Task objective
Switch every "red-arrow-icon" in the lines below to "red-pointer-icon", leave everything else unchanged, and write the lines out again without the pictures.

Input data
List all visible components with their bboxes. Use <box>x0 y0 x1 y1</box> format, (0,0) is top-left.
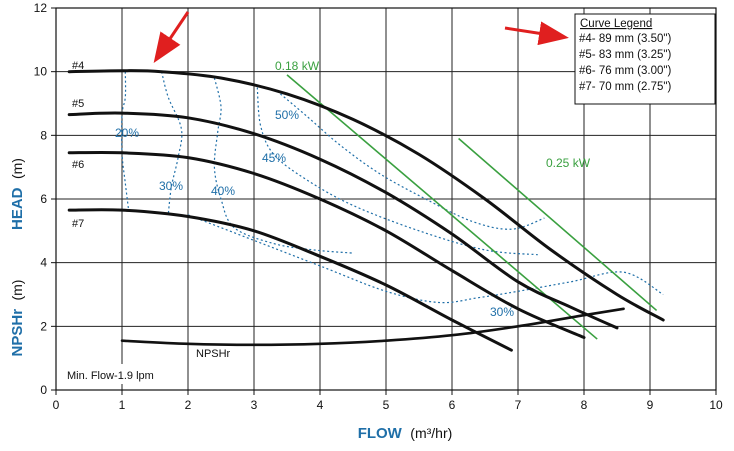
x-axis-title: FLOW (m³/hr) <box>358 425 453 442</box>
y-axis-title: HEAD (m) <box>9 158 26 230</box>
npshr-curve <box>120 307 625 347</box>
head-curve <box>67 150 586 339</box>
eff-label-50: 50% <box>275 108 299 122</box>
series-label-5: #5 <box>72 98 84 110</box>
efficiency-contour <box>121 71 130 211</box>
head-curve <box>67 111 619 330</box>
x-tick-label: 6 <box>449 398 456 412</box>
min-flow-annotation: Min. Flow-1.9 lpm <box>67 370 154 382</box>
svg-text:HEAD (m): HEAD (m) <box>9 158 26 230</box>
legend-entry: #6- 76 mm (3.00") <box>579 65 671 77</box>
x-tick-label: 8 <box>581 398 588 412</box>
red-arrow-icon <box>153 11 190 63</box>
power-label-025: 0.25 kW <box>546 156 591 170</box>
x-tick-label: 3 <box>251 398 258 412</box>
y-tick-label: 10 <box>34 65 48 79</box>
series-label-4: #4 <box>72 60 84 72</box>
legend-entry: #4- 89 mm (3.50") <box>579 33 671 45</box>
y-tick-label: 0 <box>40 383 47 397</box>
y-tick-label: 8 <box>40 128 47 142</box>
red-arrow-icon <box>504 21 569 46</box>
y2-axis-unit: (m) <box>9 280 25 301</box>
y2-axis-title: NPSHr (m) <box>9 280 26 357</box>
efficiency-contour <box>161 71 183 215</box>
legend: Curve Legend #4- 89 mm (3.50") #5- 83 mm… <box>574 13 716 105</box>
eff-label-20: 20% <box>115 126 139 140</box>
x-axis-label: FLOW <box>358 425 403 442</box>
head-curve <box>67 208 513 352</box>
svg-text:NPSHr (m): NPSHr (m) <box>9 280 26 357</box>
x-tick-label: 0 <box>53 398 60 412</box>
power-line <box>458 137 658 312</box>
head-curve <box>67 69 665 322</box>
x-axis-unit: (m³/hr) <box>410 425 452 441</box>
eff-label-30-right: 30% <box>490 305 514 319</box>
x-tick-label: 9 <box>647 398 654 412</box>
y-axis-unit: (m) <box>9 158 25 179</box>
x-tick-label: 2 <box>185 398 192 412</box>
head-curves <box>67 69 665 352</box>
eff-label-30: 30% <box>159 179 183 193</box>
y2-axis-label: NPSHr <box>9 309 26 357</box>
efficiency-contour <box>187 214 664 304</box>
x-tick-label: 4 <box>317 398 324 412</box>
eff-label-40: 40% <box>211 184 235 198</box>
series-label-7: #7 <box>72 218 84 230</box>
min-flow-box <box>61 364 175 384</box>
legend-entry: #5- 83 mm (3.25") <box>579 49 671 61</box>
x-tick-label: 10 <box>709 398 723 412</box>
legend-title: Curve Legend <box>580 18 652 30</box>
legend-entry: #7- 70 mm (2.75") <box>579 81 671 93</box>
efficiency-contour <box>256 87 538 256</box>
efficiency-contour <box>280 93 545 230</box>
y-tick-label: 6 <box>40 192 47 206</box>
legend-box <box>574 13 716 105</box>
y-axis-label: HEAD <box>9 187 26 230</box>
y-tick-label: 4 <box>40 256 47 270</box>
x-tick-label: 7 <box>515 398 522 412</box>
series-label-6: #6 <box>72 159 84 171</box>
npshr-curve-label: NPSHr <box>196 348 231 360</box>
x-tick-label: 1 <box>119 398 126 412</box>
power-label-018: 0.18 kW <box>275 59 320 73</box>
y-tick-label: 12 <box>34 1 48 15</box>
eff-label-45: 45% <box>262 151 286 165</box>
y-tick-label: 2 <box>40 319 47 333</box>
x-tick-label: 5 <box>383 398 390 412</box>
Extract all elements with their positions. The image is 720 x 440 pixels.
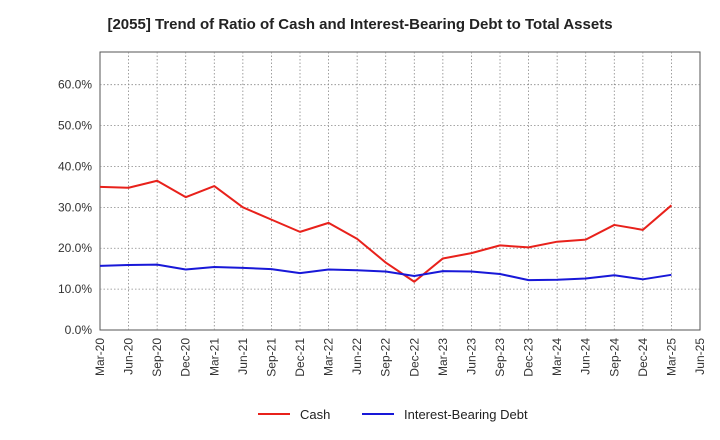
- x-tick-label: Jun-25: [693, 338, 707, 375]
- plot-area: [99, 51, 701, 331]
- y-tick-label: 20.0%: [58, 241, 92, 255]
- chart-title: [2055] Trend of Ratio of Cash and Intere…: [107, 16, 613, 33]
- x-tick-label: Mar-22: [322, 338, 336, 376]
- x-tick-label: Mar-20: [93, 338, 107, 376]
- y-tick-label: 0.0%: [65, 323, 93, 337]
- series-line-interest-bearing-debt: [99, 263, 672, 282]
- y-axis-tick-labels: 0.0% 10.0% 20.0% 30.0% 40.0% 50.0% 60.0%: [58, 78, 92, 337]
- legend-label: Cash: [300, 407, 330, 422]
- y-tick-label: 50.0%: [58, 119, 92, 133]
- y-tick-label: 30.0%: [58, 200, 92, 214]
- y-tick-label: 40.0%: [58, 159, 92, 173]
- x-tick-label: Mar-23: [436, 338, 450, 376]
- x-tick-label: Sep-21: [264, 338, 278, 377]
- x-tick-label: Jun-22: [350, 338, 364, 375]
- x-tick-label: Jun-23: [464, 338, 478, 375]
- x-tick-label: Jun-21: [236, 338, 250, 375]
- legend: Cash Interest-Bearing Debt: [258, 407, 528, 422]
- y-tick-label: 10.0%: [58, 282, 92, 296]
- x-tick-label: Jun-24: [579, 338, 593, 375]
- series-lines: [99, 179, 673, 283]
- x-tick-label: Mar-25: [664, 338, 678, 376]
- x-tick-label: Mar-21: [207, 338, 221, 376]
- y-tick-label: 60.0%: [58, 78, 92, 92]
- x-tick-label: Dec-20: [179, 338, 193, 377]
- x-tick-label: Dec-23: [522, 338, 536, 377]
- x-tick-label: Jun-20: [122, 338, 136, 375]
- vertical-gridlines: [128, 52, 672, 330]
- x-tick-label: Sep-23: [493, 338, 507, 377]
- x-tick-label: Sep-22: [379, 338, 393, 377]
- x-tick-label: Mar-24: [550, 338, 564, 376]
- x-axis-tick-labels: Mar-20 Jun-20 Sep-20 Dec-20 Mar-21 Jun-21 Sep-…: [93, 338, 707, 377]
- x-tick-label: Sep-24: [607, 338, 621, 377]
- x-tick-label: Dec-21: [293, 338, 307, 377]
- x-tick-label: Sep-20: [150, 338, 164, 377]
- x-tick-label: Dec-24: [636, 338, 650, 377]
- legend-label: Interest-Bearing Debt: [404, 407, 528, 422]
- x-tick-label: Dec-22: [407, 338, 421, 377]
- series-line-cash: [99, 179, 673, 283]
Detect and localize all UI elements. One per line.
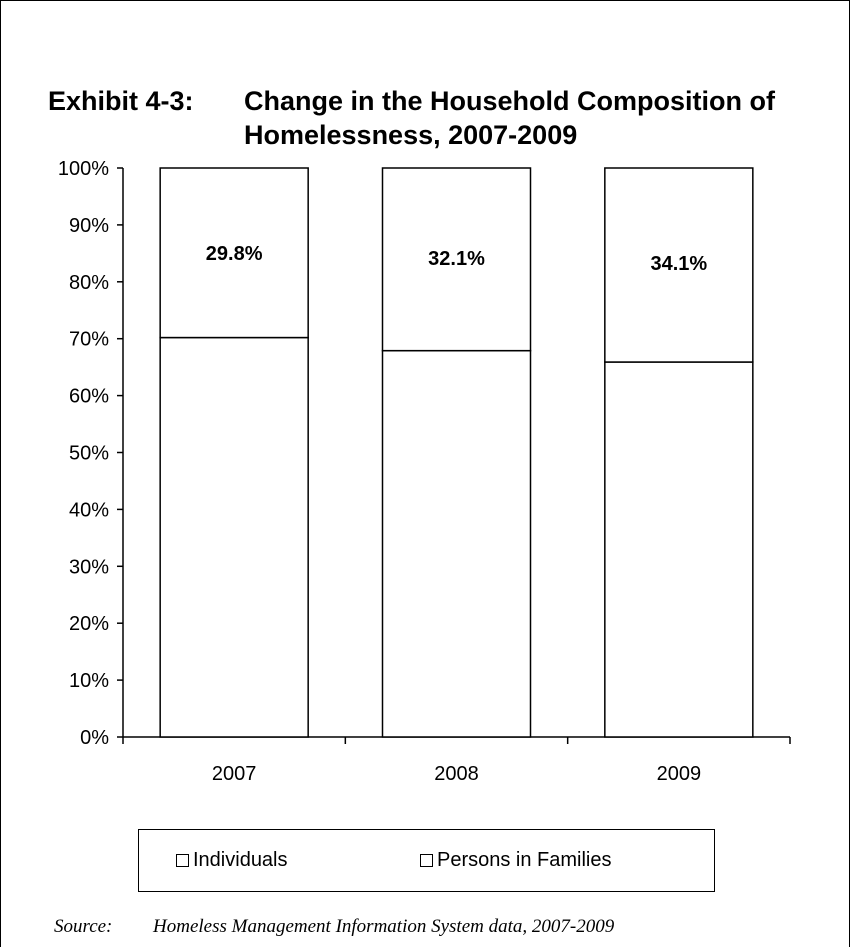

Written solution
List all visible components with their bboxes. Use <box>x0 y0 x1 y1</box> format, (0,0) is top-left.
x-axis-title: FLOW (m³/hr) <box>358 425 453 442</box>
y-axis-title: HEAD (m) <box>9 158 26 230</box>
npshr-curve <box>120 307 625 347</box>
head-curve <box>67 150 586 339</box>
eff-label-50: 50% <box>275 108 299 122</box>
series-label-5: #5 <box>72 98 84 110</box>
efficiency-contour <box>121 71 130 211</box>
head-curve <box>67 111 619 330</box>
x-tick-label: 6 <box>449 398 456 412</box>
min-flow-annotation: Min. Flow-1.9 lpm <box>67 370 154 382</box>
svg-text:HEAD (m): HEAD (m) <box>9 158 26 230</box>
legend-entry: #6- 76 mm (3.00") <box>579 65 671 77</box>
x-tick-label: 8 <box>581 398 588 412</box>
red-pointer-icon <box>153 11 190 63</box>
power-label-025: 0.25 kW <box>546 156 591 170</box>
x-tick-label: 3 <box>251 398 258 412</box>
y-tick-label: 10 <box>34 65 48 79</box>
series-label-4: #4 <box>72 60 84 72</box>
legend-entry: #4- 89 mm (3.50") <box>579 33 671 45</box>
y-tick-label: 0 <box>40 383 47 397</box>
y-tick-label: 8 <box>40 128 47 142</box>
red-pointer-icon <box>504 21 569 46</box>
y2-axis-unit: (m) <box>9 280 25 301</box>
y2-axis-title: NPSHr (m) <box>9 280 26 357</box>
efficiency-contour <box>161 71 183 215</box>
legend: Curve Legend #4- 89 mm (3.50") #5- 83 mm… <box>574 13 716 105</box>
eff-label-20: 20% <box>115 126 139 140</box>
x-axis-label: FLOW <box>358 425 403 442</box>
head-curve <box>67 208 513 352</box>
svg-text:NPSHr (m): NPSHr (m) <box>9 280 26 357</box>
x-tick-label: 0 <box>53 398 60 412</box>
power-line <box>458 137 658 312</box>
head-curve <box>67 69 665 322</box>
x-axis-unit: (m³/hr) <box>410 425 452 441</box>
eff-label-30-right: 30% <box>490 305 514 319</box>
x-tick-label: 9 <box>647 398 654 412</box>
y-axis-unit: (m) <box>9 158 25 179</box>
x-tick-label: 2 <box>185 398 192 412</box>
head-curves <box>67 69 665 352</box>
eff-label-30: 30% <box>159 179 183 193</box>
y2-axis-label: NPSHr <box>9 309 26 357</box>
efficiency-contour <box>187 214 664 304</box>
x-tick-label: 4 <box>317 398 324 412</box>
eff-label-40: 40% <box>211 184 235 198</box>
series-label-7: #7 <box>72 218 84 230</box>
min-flow-box <box>61 364 175 384</box>
legend-entry: #5- 83 mm (3.25") <box>579 49 671 61</box>
x-tick-label: 10 <box>709 398 723 412</box>
legend-title: Curve Legend <box>580 18 652 30</box>
legend-entry: #7- 70 mm (2.75") <box>579 81 671 93</box>
efficiency-contour <box>256 87 538 256</box>
efficiency-contour <box>280 93 545 230</box>
y-tick-label: 6 <box>40 192 47 206</box>
legend-box <box>574 13 716 105</box>
y-axis-label: HEAD <box>9 187 26 230</box>
y-tick-label: 4 <box>40 256 47 270</box>
x-tick-label: 7 <box>515 398 522 412</box>
series-label-6: #6 <box>72 159 84 171</box>
npshr-curve-label: NPSHr <box>196 348 231 360</box>
x-tick-label: 1 <box>119 398 126 412</box>
power-label-018: 0.18 kW <box>275 59 320 73</box>
y-tick-label: 12 <box>34 1 48 15</box>
eff-label-45: 45% <box>262 151 286 165</box>
y-tick-label: 2 <box>40 319 47 333</box>
x-tick-label: 5 <box>383 398 390 412</box>
Extract all elements with their positions. The image is 720 x 440 pixels.
- x-tick-label: Jun-25: [693, 338, 707, 375]
- plot-area: [99, 51, 701, 331]
- y-tick-label: 20.0%: [58, 241, 92, 255]
- chart-title: [2055] Trend of Ratio of Cash and Intere…: [107, 16, 613, 33]
- x-tick-label: Mar-22: [322, 338, 336, 376]
- x-tick-label: Mar-20: [93, 338, 107, 376]
- y-tick-label: 0.0%: [65, 323, 93, 337]
- series-line-interest-bearing-debt: [99, 263, 672, 282]
- y-axis-tick-labels: 0.0% 10.0% 20.0% 30.0% 40.0% 50.0% 60.0%: [58, 78, 92, 337]
- legend-label: Cash: [300, 407, 330, 422]
- y-tick-label: 50.0%: [58, 119, 92, 133]
- y-tick-label: 30.0%: [58, 200, 92, 214]
- y-tick-label: 40.0%: [58, 159, 92, 173]
- x-tick-label: Mar-23: [436, 338, 450, 376]
- x-tick-label: Sep-21: [264, 338, 278, 377]
- x-tick-label: Jun-22: [350, 338, 364, 375]
- x-tick-label: Jun-23: [464, 338, 478, 375]
- x-tick-label: Jun-21: [236, 338, 250, 375]
- legend: Cash Interest-Bearing Debt: [258, 407, 528, 422]
- y-tick-label: 10.0%: [58, 282, 92, 296]
- x-tick-label: Jun-24: [579, 338, 593, 375]
- series-lines: [99, 179, 673, 283]
- x-tick-label: Mar-25: [664, 338, 678, 376]
- x-tick-label: Mar-21: [207, 338, 221, 376]
- y-tick-label: 60.0%: [58, 78, 92, 92]
- x-tick-label: Dec-20: [179, 338, 193, 377]
- x-tick-label: Dec-23: [522, 338, 536, 377]
- x-tick-label: Jun-20: [122, 338, 136, 375]
- vertical-gridlines: [128, 52, 672, 330]
- x-tick-label: Sep-23: [493, 338, 507, 377]
- x-tick-label: Sep-22: [379, 338, 393, 377]
- x-tick-label: Mar-24: [550, 338, 564, 376]
- x-axis-tick-labels: Mar-20 Jun-20 Sep-20 Dec-20 Mar-21 Jun-21 Sep-…: [93, 338, 707, 377]
- x-tick-label: Sep-24: [607, 338, 621, 377]
- x-tick-label: Dec-21: [293, 338, 307, 377]
- x-tick-label: Sep-20: [150, 338, 164, 377]
- x-tick-label: Dec-24: [636, 338, 650, 377]
- legend-label: Interest-Bearing Debt: [404, 407, 528, 422]
- x-tick-label: Dec-22: [407, 338, 421, 377]
- series-line-cash: [99, 179, 673, 283]
Detect and localize all UI elements. One per line.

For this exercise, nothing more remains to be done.